*Objective*:
Would you quote the material below in full and unchanged?

[Data records]

--*--

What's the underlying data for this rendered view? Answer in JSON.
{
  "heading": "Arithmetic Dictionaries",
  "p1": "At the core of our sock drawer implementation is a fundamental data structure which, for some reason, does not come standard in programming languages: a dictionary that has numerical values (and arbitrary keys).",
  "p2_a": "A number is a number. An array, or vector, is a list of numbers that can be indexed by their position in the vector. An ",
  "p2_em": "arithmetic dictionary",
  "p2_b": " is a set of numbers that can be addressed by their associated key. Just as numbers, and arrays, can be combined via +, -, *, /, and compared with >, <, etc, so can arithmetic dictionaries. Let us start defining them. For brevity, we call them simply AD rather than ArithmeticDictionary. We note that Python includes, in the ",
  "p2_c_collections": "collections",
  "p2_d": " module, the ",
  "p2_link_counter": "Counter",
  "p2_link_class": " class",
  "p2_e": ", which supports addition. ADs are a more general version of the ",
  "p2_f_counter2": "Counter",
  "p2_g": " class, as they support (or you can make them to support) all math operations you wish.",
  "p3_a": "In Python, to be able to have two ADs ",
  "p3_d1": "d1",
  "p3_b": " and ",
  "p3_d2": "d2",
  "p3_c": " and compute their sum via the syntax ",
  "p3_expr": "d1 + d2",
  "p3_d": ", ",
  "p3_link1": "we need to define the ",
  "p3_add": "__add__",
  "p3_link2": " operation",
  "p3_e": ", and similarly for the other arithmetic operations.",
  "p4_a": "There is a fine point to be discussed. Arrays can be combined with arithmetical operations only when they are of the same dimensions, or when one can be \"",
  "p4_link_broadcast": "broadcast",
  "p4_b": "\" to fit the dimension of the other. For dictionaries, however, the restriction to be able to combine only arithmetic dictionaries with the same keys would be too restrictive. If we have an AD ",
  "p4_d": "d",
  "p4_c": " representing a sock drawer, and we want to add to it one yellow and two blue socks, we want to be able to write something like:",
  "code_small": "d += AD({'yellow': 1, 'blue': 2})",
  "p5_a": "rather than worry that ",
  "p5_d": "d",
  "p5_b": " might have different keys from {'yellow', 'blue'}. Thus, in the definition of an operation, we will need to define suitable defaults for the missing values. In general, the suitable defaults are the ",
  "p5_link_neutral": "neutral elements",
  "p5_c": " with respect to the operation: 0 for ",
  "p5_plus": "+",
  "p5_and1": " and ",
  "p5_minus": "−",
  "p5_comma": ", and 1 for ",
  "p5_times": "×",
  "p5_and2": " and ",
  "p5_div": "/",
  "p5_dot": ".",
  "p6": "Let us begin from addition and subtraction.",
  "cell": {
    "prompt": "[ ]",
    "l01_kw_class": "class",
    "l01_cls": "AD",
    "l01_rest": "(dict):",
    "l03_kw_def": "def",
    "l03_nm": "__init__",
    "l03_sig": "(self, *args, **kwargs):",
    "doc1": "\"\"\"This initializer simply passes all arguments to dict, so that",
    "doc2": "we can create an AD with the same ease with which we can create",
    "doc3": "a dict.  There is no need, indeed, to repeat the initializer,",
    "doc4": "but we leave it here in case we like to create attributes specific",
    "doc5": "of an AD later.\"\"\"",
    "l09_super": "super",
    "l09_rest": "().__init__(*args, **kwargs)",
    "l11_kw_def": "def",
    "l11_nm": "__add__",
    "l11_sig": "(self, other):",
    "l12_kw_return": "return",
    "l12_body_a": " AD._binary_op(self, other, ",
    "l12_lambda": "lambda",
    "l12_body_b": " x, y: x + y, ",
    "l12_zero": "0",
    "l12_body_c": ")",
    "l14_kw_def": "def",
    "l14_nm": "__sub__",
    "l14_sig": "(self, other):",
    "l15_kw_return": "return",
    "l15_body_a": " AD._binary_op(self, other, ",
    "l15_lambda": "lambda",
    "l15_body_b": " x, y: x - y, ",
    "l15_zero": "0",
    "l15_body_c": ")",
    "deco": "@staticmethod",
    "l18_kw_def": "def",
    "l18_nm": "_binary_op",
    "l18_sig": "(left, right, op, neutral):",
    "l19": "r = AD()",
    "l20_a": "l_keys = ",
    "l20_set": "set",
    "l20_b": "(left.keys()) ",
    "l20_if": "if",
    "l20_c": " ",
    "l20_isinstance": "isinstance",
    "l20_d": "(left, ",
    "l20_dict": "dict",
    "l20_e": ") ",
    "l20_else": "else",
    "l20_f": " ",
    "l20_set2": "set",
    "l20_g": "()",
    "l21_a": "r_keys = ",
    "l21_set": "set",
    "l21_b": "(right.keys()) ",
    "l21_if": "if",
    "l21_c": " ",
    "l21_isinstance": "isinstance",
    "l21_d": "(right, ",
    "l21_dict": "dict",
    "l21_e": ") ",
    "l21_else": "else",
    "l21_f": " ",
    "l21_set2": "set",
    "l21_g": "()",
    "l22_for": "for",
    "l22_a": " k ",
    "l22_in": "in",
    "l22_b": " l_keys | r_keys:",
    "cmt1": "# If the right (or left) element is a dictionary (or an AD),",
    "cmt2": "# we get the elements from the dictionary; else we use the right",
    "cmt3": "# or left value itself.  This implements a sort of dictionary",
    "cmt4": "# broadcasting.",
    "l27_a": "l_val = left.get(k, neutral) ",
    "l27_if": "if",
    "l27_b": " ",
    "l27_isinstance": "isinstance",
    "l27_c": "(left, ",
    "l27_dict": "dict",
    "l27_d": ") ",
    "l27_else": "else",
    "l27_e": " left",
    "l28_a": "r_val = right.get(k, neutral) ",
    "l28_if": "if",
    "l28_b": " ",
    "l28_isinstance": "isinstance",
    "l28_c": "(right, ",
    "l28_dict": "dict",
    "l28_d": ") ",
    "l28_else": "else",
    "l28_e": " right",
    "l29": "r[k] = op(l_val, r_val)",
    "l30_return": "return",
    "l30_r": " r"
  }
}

--*--

*Answer to this task*:
What's the underlying data for this rendered view? Answer in JSON.
{
  "heading": "Arithmetic Dictionaries",
  "p1": "At the core of our sock drawer implementation is a fundamental data structure which, for some reason, does not come standard in programming languages: a dictionary that has numerical values (and arbitrary keys).",
  "p2_a": "A number is a number. An array, or vector, is a list of numbers that can be indexed by their position in the vector. An ",
  "p2_em": "arithmetic dictionary",
  "p2_b": " is a set of numbers that can be addressed by their associated key. Just as numbers, and arrays, can be combined via +, -, *, /, and compared with >, <, etc, so can arithmetic dictionaries. Let us start defining them. For brevity, we call them simply AD rather than ArithmeticDictionary. We note that Python includes, in the ",
  "p2_c_collections": "collections",
  "p2_d": " module, the ",
  "p2_link_counter": "Counter",
  "p2_link_class": " class",
  "p2_e": ", which supports addition. ADs are a more general version of the ",
  "p2_f_counter2": "Counter",
  "p2_g": " class, as they support (or you can make them to support) all math operations you wish.",
  "p3_a": "In Python, to be able to have two ADs ",
  "p3_d1": "d1",
  "p3_b": " and ",
  "p3_d2": "d2",
  "p3_c": " and compute their sum via the syntax ",
  "p3_expr": "d1 + d2",
  "p3_d": ", ",
  "p3_link1": "we need to define the ",
  "p3_add": "__add__",
  "p3_link2": " operation",
  "p3_e": ", and similarly for the other arithmetic operations.",
  "p4_a": "There is a fine point to be discussed. Arrays can be combined with arithmetical operations only when they are of the same dimensions, or when one can be \"",
  "p4_link_broadcast": "broadcast",
  "p4_b": "\" to fit the dimension of the other. For dictionaries, however, the restriction to be able to combine only arithmetic dictionaries with the same keys would be too restrictive. If we have an AD ",
  "p4_d": "d",
  "p4_c": " representing a sock drawer, and we want to add to it one yellow and two blue socks, we want to be able to write something like:",
  "code_small": "d += AD({'yellow': 1, 'blue': 2})",
  "p5_a": "rather than worry that ",
  "p5_d": "d",
  "p5_b": " might have different keys from {'yellow', 'blue'}. Thus, in the definition of an operation, we will need to define suitable defaults for the missing values. In general, the suitable defaults are the ",
  "p5_link_neutral": "neutral elements",
  "p5_c": " with respect to the operation: 0 for ",
  "p5_plus": "+",
  "p5_and1": " and ",
  "p5_minus": "−",
  "p5_comma": ", and 1 for ",
  "p5_times": "×",
  "p5_and2": " and ",
  "p5_div": "/",
  "p5_dot": ".",
  "p6": "Let us begin from addition and subtraction.",
  "cell": {
    "prompt": "[ ]",
    "l01_kw_class": "class",
    "l01_cls": "AD",
    "l01_rest": "(dict):",
    "l03_kw_def": "def",
    "l03_nm": "__init__",
    "l03_sig": "(self, *args, **kwargs):",
    "doc1": "\"\"\"This initializer simply passes all arguments to dict, so that",
    "doc2": "we can create an AD with the same ease with which we can create",
    "doc3": "a dict.  There is no need, indeed, to repeat the initializer,",
    "doc4": "but we leave it here in case we like to create attributes specific",
    "doc5": "of an AD later.\"\"\"",
    "l09_super": "super",
    "l09_rest": "().__init__(*args, **kwargs)",
    "l11_kw_def": "def",
    "l11_nm": "__add__",
    "l11_sig": "(self, other):",
    "l12_kw_return": "return",
    "l12_body_a": " AD._binary_op(self, other, ",
    "l12_lambda": "lambda",
    "l12_body_b": " x, y: x + y, ",
    "l12_zero": "0",
    "l12_body_c": ")",
    "l14_kw_def": "def",
    "l14_nm": "__sub__",
    "l14_sig": "(self, other):",
    "l15_kw_return": "return",
    "l15_body_a": " AD._binary_op(self, other, ",
    "l15_lambda": "lambda",
    "l15_body_b": " x, y: x - y, ",
    "l15_zero": "0",
    "l15_body_c": ")",
    "deco": "@staticmethod",
    "l18_kw_def": "def",
    "l18_nm": "_binary_op",
    "l18_sig": "(left, right, op, neutral):",
    "l19": "r = AD()",
    "l20_a": "l_keys = ",
    "l20_set": "set",
    "l20_b": "(left.keys()) ",
    "l20_if": "if",
    "l20_c": " ",
    "l20_isinstance": "isinstance",
    "l20_d": "(left, ",
    "l20_dict": "dict",
    "l20_e": ") ",
    "l20_else": "else",
    "l20_f": " ",
    "l20_set2": "set",
    "l20_g": "()",
    "l21_a": "r_keys = ",
    "l21_set": "set",
    "l21_b": "(right.keys()) ",
    "l21_if": "if",
    "l21_c": " ",
    "l21_isinstance": "isinstance",
    "l21_d": "(right, ",
    "l21_dict": "dict",
    "l21_e": ") ",
    "l21_else": "else",
    "l21_f": " ",
    "l21_set2": "set",
    "l21_g": "()",
    "l22_for": "for",
    "l22_a": " k ",
    "l22_in": "in",
    "l22_b": " l_keys | r_keys:",
    "cmt1": "# If the right (or left) element is a dictionary (or an AD),",
    "cmt2": "# we get the elements from the dictionary; else we use the right",
    "cmt3": "# or left value itself.  This implements a sort of dictionary",
    "cmt4": "# broadcasting.",
    "l27_a": "l_val = left.get(k, neutral) ",
    "l27_if": "if",
    "l27_b": " ",
    "l27_isinstance": "isinstance",
    "l27_c": "(left, ",
    "l27_dict": "dict",
    "l27_d": ") ",
    "l27_else": "else",
    "l27_e": " left",
    "l28_a": "r_val = right.get(k, neutral) ",
    "l28_if": "if",
    "l28_b": " ",
    "l28_isinstance": "isinstance",
    "l28_c": "(right, ",
    "l28_dict": "dict",
    "l28_d": ") ",
    "l28_else": "else",
    "l28_e": " right",
    "l29": "r[k] = op(l_val, r_val)",
    "l30_return": "return",
    "l30_r": " r"
  }
}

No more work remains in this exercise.